Data extracted from a collection:

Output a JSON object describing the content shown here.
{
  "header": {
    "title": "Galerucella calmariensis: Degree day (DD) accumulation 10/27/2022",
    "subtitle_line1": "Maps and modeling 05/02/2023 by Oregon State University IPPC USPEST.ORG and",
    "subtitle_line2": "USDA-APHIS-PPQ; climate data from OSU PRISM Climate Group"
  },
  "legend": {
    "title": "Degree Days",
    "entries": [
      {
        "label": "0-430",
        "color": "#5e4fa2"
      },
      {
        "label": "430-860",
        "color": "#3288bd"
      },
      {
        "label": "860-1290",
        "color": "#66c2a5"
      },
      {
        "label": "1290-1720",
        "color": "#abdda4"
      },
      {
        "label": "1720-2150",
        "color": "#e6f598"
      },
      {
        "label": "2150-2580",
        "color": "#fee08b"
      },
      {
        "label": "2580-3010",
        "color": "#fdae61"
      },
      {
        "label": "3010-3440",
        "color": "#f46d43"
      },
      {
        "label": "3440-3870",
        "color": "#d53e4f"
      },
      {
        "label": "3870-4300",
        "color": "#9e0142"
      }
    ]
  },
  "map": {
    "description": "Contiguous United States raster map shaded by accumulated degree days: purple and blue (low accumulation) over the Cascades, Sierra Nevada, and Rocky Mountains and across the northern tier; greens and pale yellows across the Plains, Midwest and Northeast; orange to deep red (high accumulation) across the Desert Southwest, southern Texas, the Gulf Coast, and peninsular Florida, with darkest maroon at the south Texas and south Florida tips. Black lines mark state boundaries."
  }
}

WHAT IS EXPECTED: Output all of the material, please, exactly as it stands.

ANSWER TO THIS EXERCISE:
Output a JSON object describing the content shown here.
{
  "header": {
    "title": "Galerucella calmariensis: Degree day (DD) accumulation 10/27/2022",
    "subtitle_line1": "Maps and modeling 05/02/2023 by Oregon State University IPPC USPEST.ORG and",
    "subtitle_line2": "USDA-APHIS-PPQ; climate data from OSU PRISM Climate Group"
  },
  "legend": {
    "title": "Degree Days",
    "entries": [
      {
        "label": "0-430",
        "color": "#5e4fa2"
      },
      {
        "label": "430-860",
        "color": "#3288bd"
      },
      {
        "label": "860-1290",
        "color": "#66c2a5"
      },
      {
        "label": "1290-1720",
        "color": "#abdda4"
      },
      {
        "label": "1720-2150",
        "color": "#e6f598"
      },
      {
        "label": "2150-2580",
        "color": "#fee08b"
      },
      {
        "label": "2580-3010",
        "color": "#fdae61"
      },
      {
        "label": "3010-3440",
        "color": "#f46d43"
      },
      {
        "label": "3440-3870",
        "color": "#d53e4f"
      },
      {
        "label": "3870-4300",
        "color": "#9e0142"
      }
    ]
  },
  "map": {
    "description": "Contiguous United States raster map shaded by accumulated degree days: purple and blue (low accumulation) over the Cascades, Sierra Nevada, and Rocky Mountains and across the northern tier; greens and pale yellows across the Plains, Midwest and Northeast; orange to deep red (high accumulation) across the Desert Southwest, southern Texas, the Gulf Coast, and peninsular Florida, with darkest maroon at the south Texas and south Florida tips. Black lines mark state boundaries."
  }
}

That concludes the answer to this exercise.